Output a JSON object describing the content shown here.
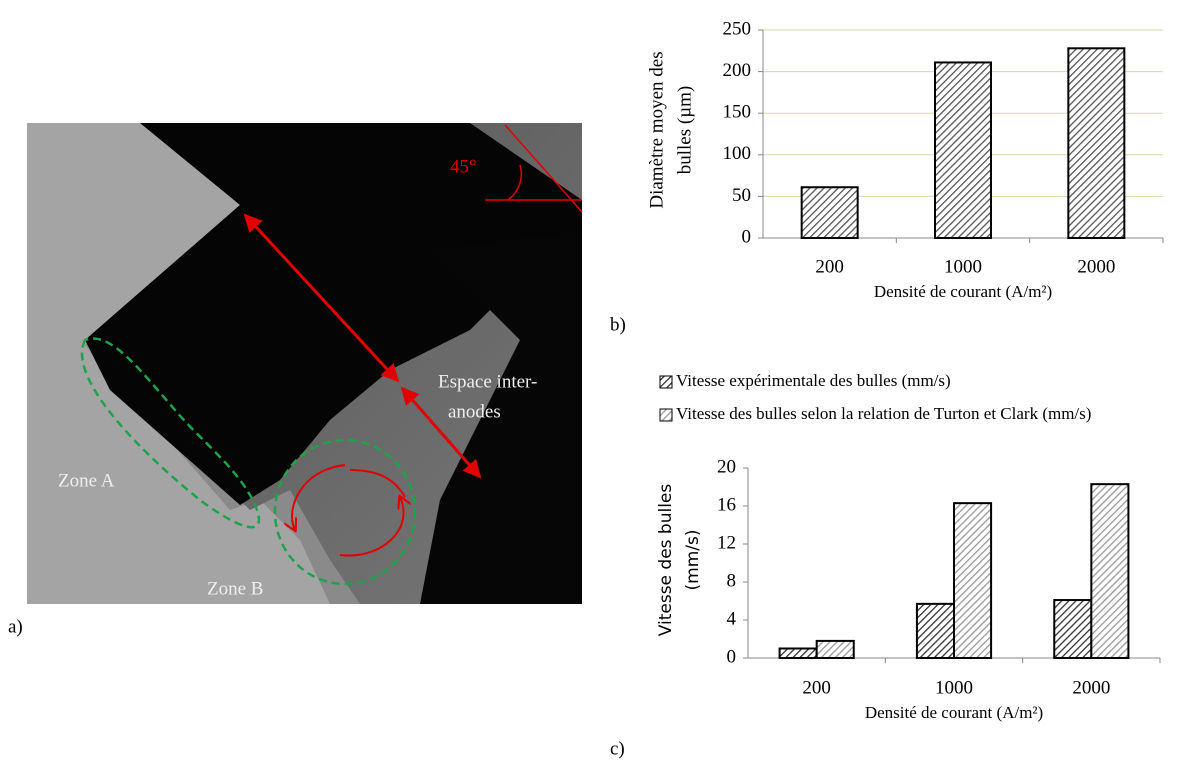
{
  "panels": {
    "a": "a)",
    "b": "b)",
    "c": "c)"
  },
  "photo": {
    "angle_label": "45°",
    "gap_label": [
      "Espace inter-",
      "anodes"
    ],
    "zone_a": "Zone A",
    "zone_b": "Zone B"
  },
  "chart_data": [
    {
      "type": "bar",
      "y_label": [
        "Diamètre moyen des",
        "bulles (µm)"
      ],
      "x_label": "Densité de courant (A/m²)",
      "categories": [
        "200",
        "1000",
        "2000"
      ],
      "values": [
        61,
        211,
        228
      ],
      "color": "#555555",
      "ylim": [
        0,
        250
      ],
      "yticks": [
        0,
        50,
        100,
        150,
        200,
        250
      ],
      "grid": true
    },
    {
      "type": "grouped_bar",
      "y_label": [
        "Vitesse des bulles",
        "(mm/s)"
      ],
      "x_label": "Densité de courant (A/m²)",
      "categories": [
        "200",
        "1000",
        "2000"
      ],
      "series": [
        {
          "name": "Vitesse expérimentale des bulles (mm/s)",
          "color": "#333333",
          "values": [
            1.0,
            5.7,
            6.1
          ]
        },
        {
          "name": "Vitesse des bulles selon la relation de Turton et Clark (mm/s)",
          "color": "#999999",
          "values": [
            1.8,
            16.3,
            18.3
          ]
        }
      ],
      "ylim": [
        0,
        20
      ],
      "yticks": [
        0,
        4,
        8,
        12,
        16,
        20
      ],
      "grid": false,
      "legend": "top"
    }
  ]
}
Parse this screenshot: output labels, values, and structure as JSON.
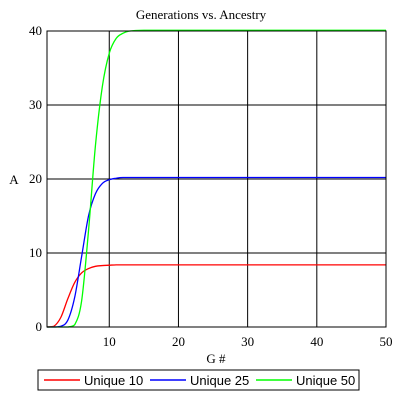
{
  "chart_data": {
    "type": "line",
    "title": "Generations vs. Ancestry",
    "xlabel": "G #",
    "ylabel": "A",
    "xlim": [
      1,
      50
    ],
    "ylim": [
      0,
      40
    ],
    "xticks": [
      "10",
      "20",
      "30",
      "40",
      "50"
    ],
    "yticks": [
      "0",
      "10",
      "20",
      "30",
      "40"
    ],
    "grid": true,
    "legend_position": "bottom",
    "series": [
      {
        "name": "Unique 10",
        "color": "#ff0000",
        "x": [
          1,
          2,
          3,
          4,
          5,
          6,
          7,
          8,
          9,
          10,
          11,
          12,
          15,
          20,
          30,
          40,
          50
        ],
        "y": [
          0,
          0.1,
          1.3,
          3.8,
          6.0,
          7.3,
          7.9,
          8.2,
          8.3,
          8.35,
          8.4,
          8.4,
          8.4,
          8.4,
          8.4,
          8.4,
          8.4
        ]
      },
      {
        "name": "Unique 25",
        "color": "#0000ff",
        "x": [
          1,
          2,
          3,
          4,
          5,
          6,
          7,
          8,
          9,
          10,
          11,
          12,
          15,
          20,
          30,
          40,
          50
        ],
        "y": [
          0,
          0,
          0.1,
          0.9,
          4.0,
          9.5,
          15.0,
          18.0,
          19.4,
          19.9,
          20.1,
          20.2,
          20.2,
          20.2,
          20.2,
          20.2,
          20.2
        ]
      },
      {
        "name": "Unique 50",
        "color": "#00ff00",
        "x": [
          1,
          2,
          3,
          4,
          5,
          6,
          7,
          8,
          9,
          10,
          11,
          12,
          13,
          15,
          20,
          30,
          40,
          50
        ],
        "y": [
          0,
          0,
          0,
          0,
          0.3,
          3.5,
          13.0,
          24.5,
          32.5,
          37.0,
          39.0,
          39.7,
          40.0,
          40.1,
          40.1,
          40.1,
          40.1,
          40.1
        ]
      }
    ]
  }
}
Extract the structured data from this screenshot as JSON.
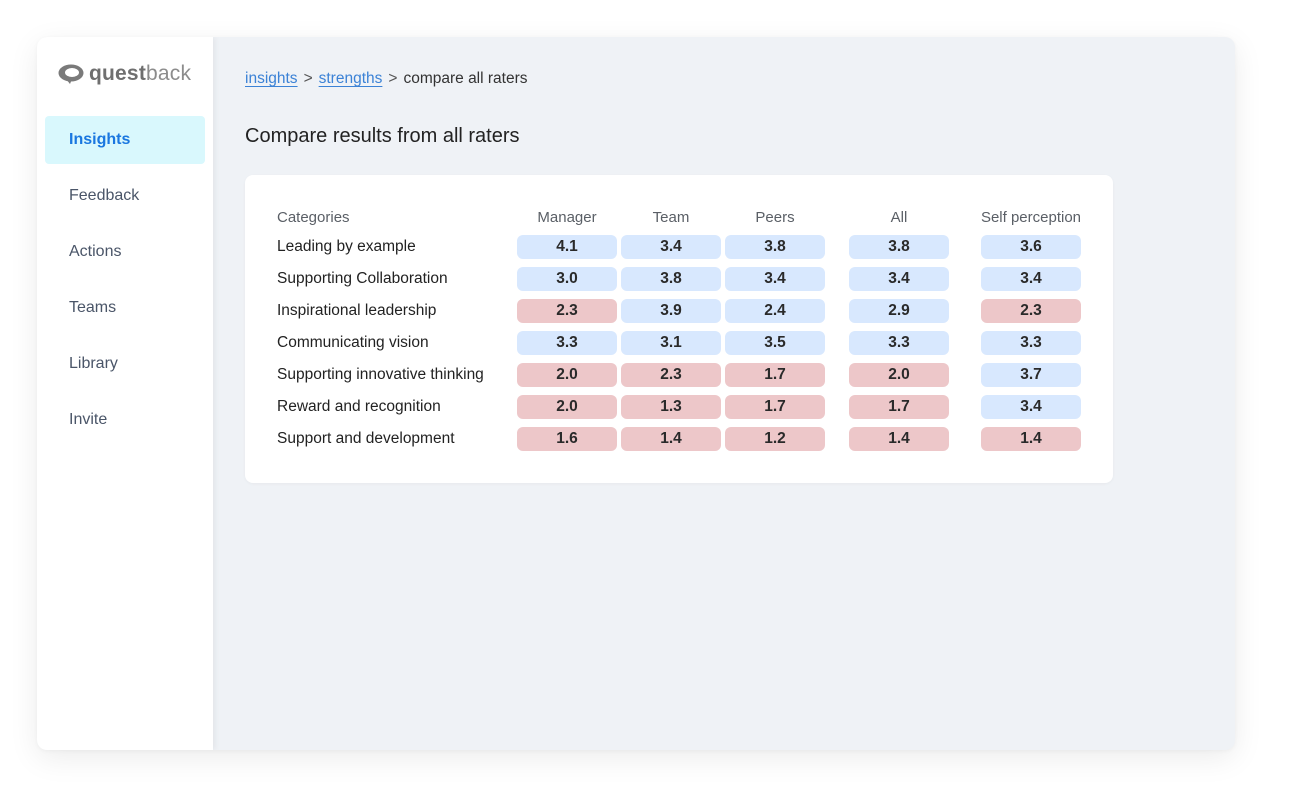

----

*WRITTEN REQUEST:* Go through the listing above and return every line where the word "Vitesse" occurs.

*WORKED SOLUTION:*
        "Vitesse des bulles",
          "name": "Vitesse expérimentale des bulles (mm/s)",
          "name": "Vitesse des bulles selon la relation de Turton et Clark (mm/s)",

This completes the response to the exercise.